##### DATA ENTRIES #####
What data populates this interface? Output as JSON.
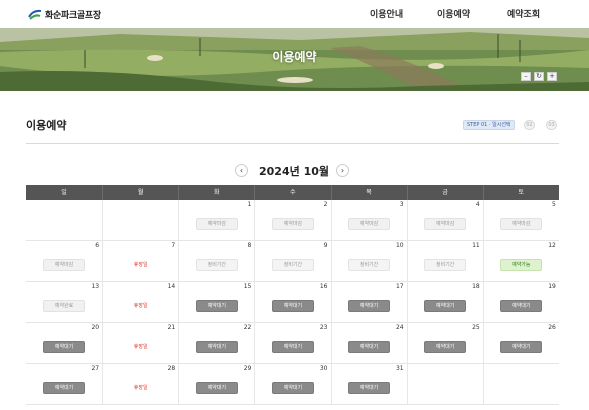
{
  "header": {
    "logo_text": "화순파크골프장",
    "nav": [
      "이용안내",
      "이용예약",
      "예약조회"
    ]
  },
  "banner": {
    "title": "이용예약",
    "controls": [
      "–",
      "↻",
      "+"
    ]
  },
  "page": {
    "title": "이용예약",
    "step_badge": "STEP 01 · 일시선택",
    "step_circles": [
      "02",
      "03"
    ]
  },
  "calendar": {
    "prev_icon": "‹",
    "next_icon": "›",
    "month_label": "2024년 10월",
    "weekdays": [
      "일",
      "월",
      "화",
      "수",
      "목",
      "금",
      "토"
    ],
    "weeks": [
      [
        {
          "day": "",
          "status": "",
          "kind": "none"
        },
        {
          "day": "",
          "status": "",
          "kind": "none"
        },
        {
          "day": "1",
          "status": "예약마감",
          "kind": "closed"
        },
        {
          "day": "2",
          "status": "예약마감",
          "kind": "closed"
        },
        {
          "day": "3",
          "status": "예약마감",
          "kind": "closed"
        },
        {
          "day": "4",
          "status": "예약마감",
          "kind": "closed"
        },
        {
          "day": "5",
          "status": "예약마감",
          "kind": "closed"
        }
      ],
      [
        {
          "day": "6",
          "status": "예약마감",
          "kind": "closed"
        },
        {
          "day": "7",
          "status": "휴장일",
          "kind": "holiday"
        },
        {
          "day": "8",
          "status": "정비기간",
          "kind": "maint"
        },
        {
          "day": "9",
          "status": "정비기간",
          "kind": "maint"
        },
        {
          "day": "10",
          "status": "정비기간",
          "kind": "maint"
        },
        {
          "day": "11",
          "status": "정비기간",
          "kind": "maint"
        },
        {
          "day": "12",
          "status": "예약가능",
          "kind": "avail"
        }
      ],
      [
        {
          "day": "13",
          "status": "예약완료",
          "kind": "done"
        },
        {
          "day": "14",
          "status": "휴장일",
          "kind": "holiday"
        },
        {
          "day": "15",
          "status": "예약대기",
          "kind": "wait"
        },
        {
          "day": "16",
          "status": "예약대기",
          "kind": "wait"
        },
        {
          "day": "17",
          "status": "예약대기",
          "kind": "wait"
        },
        {
          "day": "18",
          "status": "예약대기",
          "kind": "wait"
        },
        {
          "day": "19",
          "status": "예약대기",
          "kind": "wait"
        }
      ],
      [
        {
          "day": "20",
          "status": "예약대기",
          "kind": "wait"
        },
        {
          "day": "21",
          "status": "휴장일",
          "kind": "holiday"
        },
        {
          "day": "22",
          "status": "예약대기",
          "kind": "wait"
        },
        {
          "day": "23",
          "status": "예약대기",
          "kind": "wait"
        },
        {
          "day": "24",
          "status": "예약대기",
          "kind": "wait"
        },
        {
          "day": "25",
          "status": "예약대기",
          "kind": "wait"
        },
        {
          "day": "26",
          "status": "예약대기",
          "kind": "wait"
        }
      ],
      [
        {
          "day": "27",
          "status": "예약대기",
          "kind": "wait"
        },
        {
          "day": "28",
          "status": "휴장일",
          "kind": "holiday"
        },
        {
          "day": "29",
          "status": "예약대기",
          "kind": "wait"
        },
        {
          "day": "30",
          "status": "예약대기",
          "kind": "wait"
        },
        {
          "day": "31",
          "status": "예약대기",
          "kind": "wait"
        },
        {
          "day": "",
          "status": "",
          "kind": "none"
        },
        {
          "day": "",
          "status": "",
          "kind": "none"
        }
      ]
    ]
  },
  "colors": {
    "header_bar": "#555555",
    "holiday_text": "#e2352b",
    "available_bg": "#dff2cf",
    "waiting_bg": "#8a8a8a"
  }
}
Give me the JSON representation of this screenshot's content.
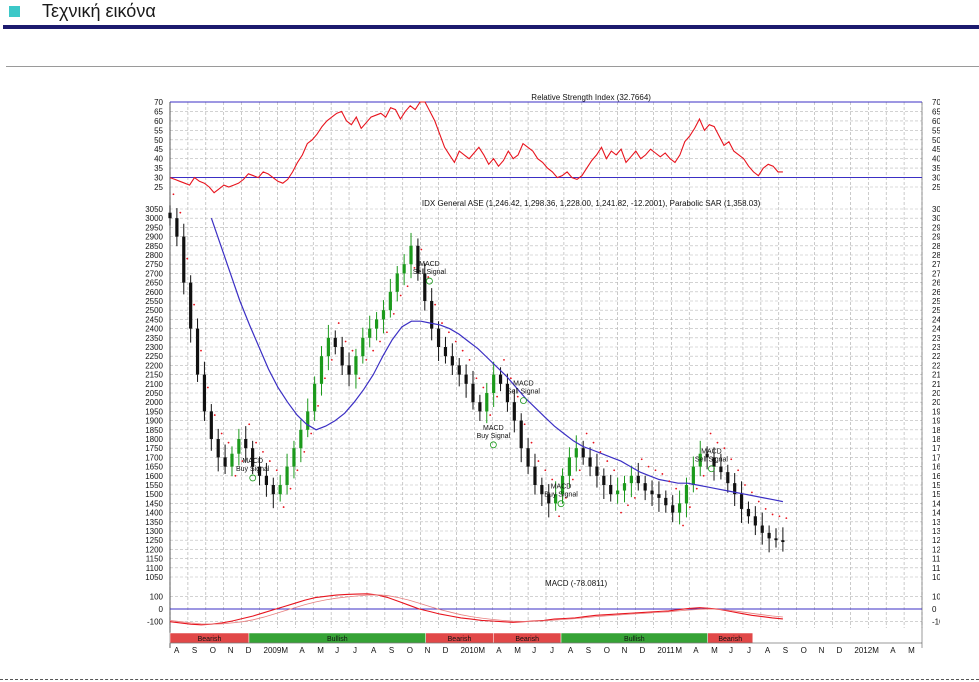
#####
Keep the pictures out of the copy and write out the data exactly as it stands.

= TASK SOLUTION =
What data populates this interface? Output as JSON.
{
  "header": {
    "logo_text": "화순파크골프장",
    "nav": [
      "이용안내",
      "이용예약",
      "예약조회"
    ]
  },
  "banner": {
    "title": "이용예약",
    "controls": [
      "–",
      "↻",
      "+"
    ]
  },
  "page": {
    "title": "이용예약",
    "step_badge": "STEP 01 · 일시선택",
    "step_circles": [
      "02",
      "03"
    ]
  },
  "calendar": {
    "prev_icon": "‹",
    "next_icon": "›",
    "month_label": "2024년 10월",
    "weekdays": [
      "일",
      "월",
      "화",
      "수",
      "목",
      "금",
      "토"
    ],
    "weeks": [
      [
        {
          "day": "",
          "status": "",
          "kind": "none"
        },
        {
          "day": "",
          "status": "",
          "kind": "none"
        },
        {
          "day": "1",
          "status": "예약마감",
          "kind": "closed"
        },
        {
          "day": "2",
          "status": "예약마감",
          "kind": "closed"
        },
        {
          "day": "3",
          "status": "예약마감",
          "kind": "closed"
        },
        {
          "day": "4",
          "status": "예약마감",
          "kind": "closed"
        },
        {
          "day": "5",
          "status": "예약마감",
          "kind": "closed"
        }
      ],
      [
        {
          "day": "6",
          "status": "예약마감",
          "kind": "closed"
        },
        {
          "day": "7",
          "status": "휴장일",
          "kind": "holiday"
        },
        {
          "day": "8",
          "status": "정비기간",
          "kind": "maint"
        },
        {
          "day": "9",
          "status": "정비기간",
          "kind": "maint"
        },
        {
          "day": "10",
          "status": "정비기간",
          "kind": "maint"
        },
        {
          "day": "11",
          "status": "정비기간",
          "kind": "maint"
        },
        {
          "day": "12",
          "status": "예약가능",
          "kind": "avail"
        }
      ],
      [
        {
          "day": "13",
          "status": "예약완료",
          "kind": "done"
        },
        {
          "day": "14",
          "status": "휴장일",
          "kind": "holiday"
        },
        {
          "day": "15",
          "status": "예약대기",
          "kind": "wait"
        },
        {
          "day": "16",
          "status": "예약대기",
          "kind": "wait"
        },
        {
          "day": "17",
          "status": "예약대기",
          "kind": "wait"
        },
        {
          "day": "18",
          "status": "예약대기",
          "kind": "wait"
        },
        {
          "day": "19",
          "status": "예약대기",
          "kind": "wait"
        }
      ],
      [
        {
          "day": "20",
          "status": "예약대기",
          "kind": "wait"
        },
        {
          "day": "21",
          "status": "휴장일",
          "kind": "holiday"
        },
        {
          "day": "22",
          "status": "예약대기",
          "kind": "wait"
        },
        {
          "day": "23",
          "status": "예약대기",
          "kind": "wait"
        },
        {
          "day": "24",
          "status": "예약대기",
          "kind": "wait"
        },
        {
          "day": "25",
          "status": "예약대기",
          "kind": "wait"
        },
        {
          "day": "26",
          "status": "예약대기",
          "kind": "wait"
        }
      ],
      [
        {
          "day": "27",
          "status": "예약대기",
          "kind": "wait"
        },
        {
          "day": "28",
          "status": "휴장일",
          "kind": "holiday"
        },
        {
          "day": "29",
          "status": "예약대기",
          "kind": "wait"
        },
        {
          "day": "30",
          "status": "예약대기",
          "kind": "wait"
        },
        {
          "day": "31",
          "status": "예약대기",
          "kind": "wait"
        },
        {
          "day": "",
          "status": "",
          "kind": "none"
        },
        {
          "day": "",
          "status": "",
          "kind": "none"
        }
      ]
    ]
  },
  "colors": {
    "header_bar": "#555555",
    "holiday_text": "#e2352b",
    "available_bg": "#dff2cf",
    "waiting_bg": "#8a8a8a"
  }
}
Give me the JSON representation of this screenshot's content.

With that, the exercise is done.